- [Instructions for the task]:
Every line below that carries the word "workers" needs to be copied.

[Input — start]

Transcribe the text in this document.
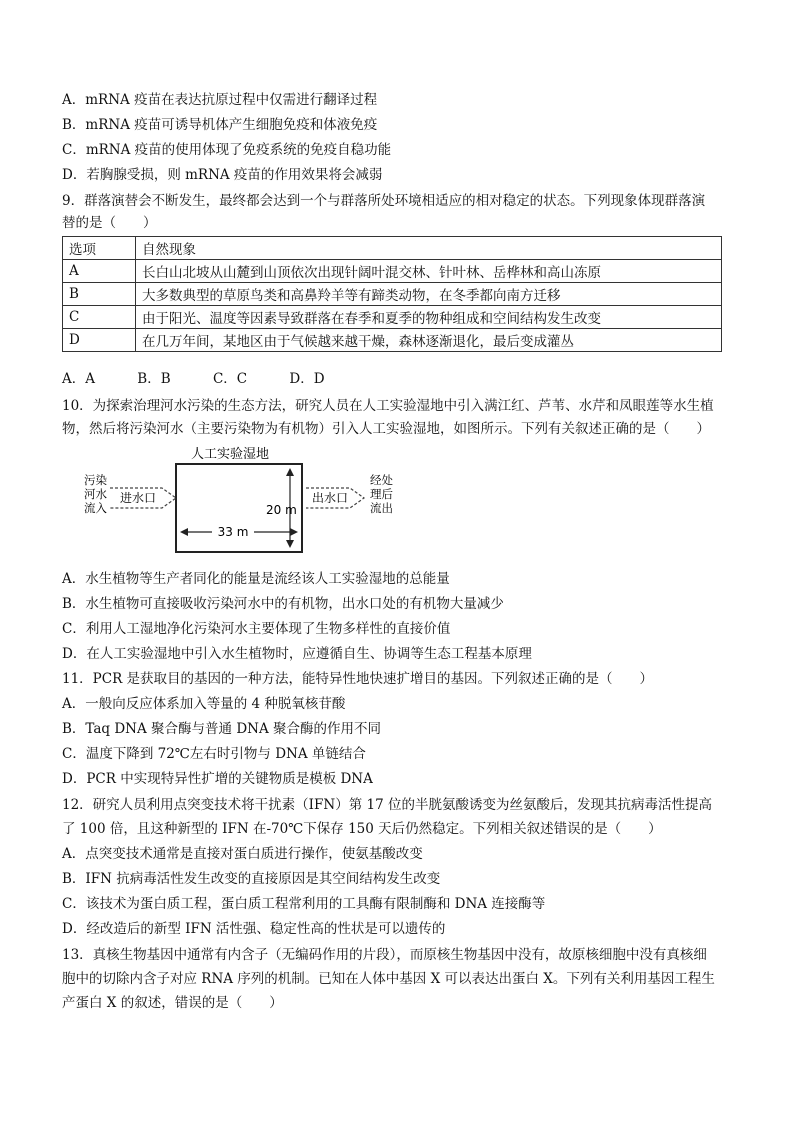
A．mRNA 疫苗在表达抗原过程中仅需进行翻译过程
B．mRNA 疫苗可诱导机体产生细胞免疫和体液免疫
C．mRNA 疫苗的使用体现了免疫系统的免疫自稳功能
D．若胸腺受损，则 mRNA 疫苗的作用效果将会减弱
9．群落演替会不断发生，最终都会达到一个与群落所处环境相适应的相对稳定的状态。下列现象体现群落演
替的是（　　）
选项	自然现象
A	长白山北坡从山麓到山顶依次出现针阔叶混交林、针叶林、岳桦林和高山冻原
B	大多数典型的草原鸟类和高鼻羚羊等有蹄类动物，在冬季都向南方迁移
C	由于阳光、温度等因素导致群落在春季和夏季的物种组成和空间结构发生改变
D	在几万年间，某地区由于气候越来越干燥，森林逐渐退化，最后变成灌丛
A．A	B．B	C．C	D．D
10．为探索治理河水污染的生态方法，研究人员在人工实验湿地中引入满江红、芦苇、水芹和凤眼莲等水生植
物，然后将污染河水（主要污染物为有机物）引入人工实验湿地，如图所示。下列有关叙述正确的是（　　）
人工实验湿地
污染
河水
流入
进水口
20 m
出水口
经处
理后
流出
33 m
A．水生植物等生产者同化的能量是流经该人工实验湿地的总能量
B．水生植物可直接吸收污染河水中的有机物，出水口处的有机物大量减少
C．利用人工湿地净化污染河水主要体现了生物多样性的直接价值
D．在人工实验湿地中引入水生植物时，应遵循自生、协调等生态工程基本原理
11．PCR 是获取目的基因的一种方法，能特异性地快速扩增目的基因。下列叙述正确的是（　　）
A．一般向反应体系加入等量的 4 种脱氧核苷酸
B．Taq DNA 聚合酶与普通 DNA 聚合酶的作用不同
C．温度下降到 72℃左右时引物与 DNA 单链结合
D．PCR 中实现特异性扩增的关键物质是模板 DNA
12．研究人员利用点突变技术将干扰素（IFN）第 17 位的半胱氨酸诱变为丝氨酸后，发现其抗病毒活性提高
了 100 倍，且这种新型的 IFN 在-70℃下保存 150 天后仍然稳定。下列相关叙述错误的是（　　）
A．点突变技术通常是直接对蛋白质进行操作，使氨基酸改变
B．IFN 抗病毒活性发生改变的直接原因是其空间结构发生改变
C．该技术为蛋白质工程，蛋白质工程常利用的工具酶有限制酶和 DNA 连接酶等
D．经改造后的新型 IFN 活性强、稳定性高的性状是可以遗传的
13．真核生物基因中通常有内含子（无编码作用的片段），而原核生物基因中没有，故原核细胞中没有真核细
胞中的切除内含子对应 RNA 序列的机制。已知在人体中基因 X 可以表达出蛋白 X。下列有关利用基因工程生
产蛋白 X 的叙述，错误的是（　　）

[Input — finish]
[Input — start]

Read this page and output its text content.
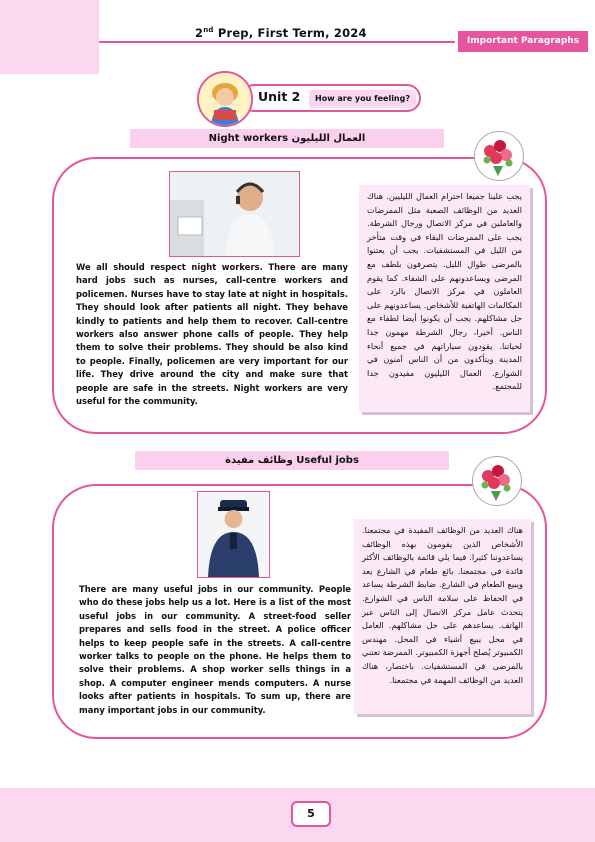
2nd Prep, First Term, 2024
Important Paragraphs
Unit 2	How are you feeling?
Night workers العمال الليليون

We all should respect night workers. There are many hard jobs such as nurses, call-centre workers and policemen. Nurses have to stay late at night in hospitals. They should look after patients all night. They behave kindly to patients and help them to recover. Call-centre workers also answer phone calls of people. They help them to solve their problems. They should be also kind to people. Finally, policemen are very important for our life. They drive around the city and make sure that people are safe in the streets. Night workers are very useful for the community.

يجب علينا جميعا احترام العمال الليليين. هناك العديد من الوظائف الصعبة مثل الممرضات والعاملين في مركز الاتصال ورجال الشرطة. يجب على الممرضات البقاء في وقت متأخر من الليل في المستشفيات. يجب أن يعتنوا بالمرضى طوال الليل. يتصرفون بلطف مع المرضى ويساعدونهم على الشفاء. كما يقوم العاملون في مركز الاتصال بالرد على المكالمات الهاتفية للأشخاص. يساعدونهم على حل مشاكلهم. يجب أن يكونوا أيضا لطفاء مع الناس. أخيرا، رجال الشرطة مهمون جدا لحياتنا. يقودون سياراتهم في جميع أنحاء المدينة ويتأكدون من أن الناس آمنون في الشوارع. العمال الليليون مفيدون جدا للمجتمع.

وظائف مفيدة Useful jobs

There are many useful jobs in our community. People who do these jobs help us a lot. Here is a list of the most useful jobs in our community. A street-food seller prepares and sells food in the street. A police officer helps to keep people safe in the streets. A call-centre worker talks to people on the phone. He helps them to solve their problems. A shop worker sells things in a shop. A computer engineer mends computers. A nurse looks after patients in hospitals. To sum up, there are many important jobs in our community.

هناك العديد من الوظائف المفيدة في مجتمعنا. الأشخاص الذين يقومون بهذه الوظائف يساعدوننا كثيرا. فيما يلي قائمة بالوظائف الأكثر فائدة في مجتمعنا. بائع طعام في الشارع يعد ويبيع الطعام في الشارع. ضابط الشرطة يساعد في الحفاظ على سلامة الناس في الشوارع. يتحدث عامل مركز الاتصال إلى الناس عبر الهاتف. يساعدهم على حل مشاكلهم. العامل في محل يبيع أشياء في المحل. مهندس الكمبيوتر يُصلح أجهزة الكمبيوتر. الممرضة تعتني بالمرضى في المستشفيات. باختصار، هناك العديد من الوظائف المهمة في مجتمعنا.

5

[Input — finish]

- [Output below]:
Night workers العمال الليليون
We all should respect night workers. There are many hard jobs such as nurses, call-centre workers and policemen. Nurses have to stay late at night in hospitals. They should look after patients all night. They behave kindly to patients and help them to recover. Call-centre workers also answer phone calls of people. They help them to solve their problems. They should be also kind to people. Finally, policemen are very important for our life. They drive around the city and make sure that people are safe in the streets. Night workers are very useful for the community.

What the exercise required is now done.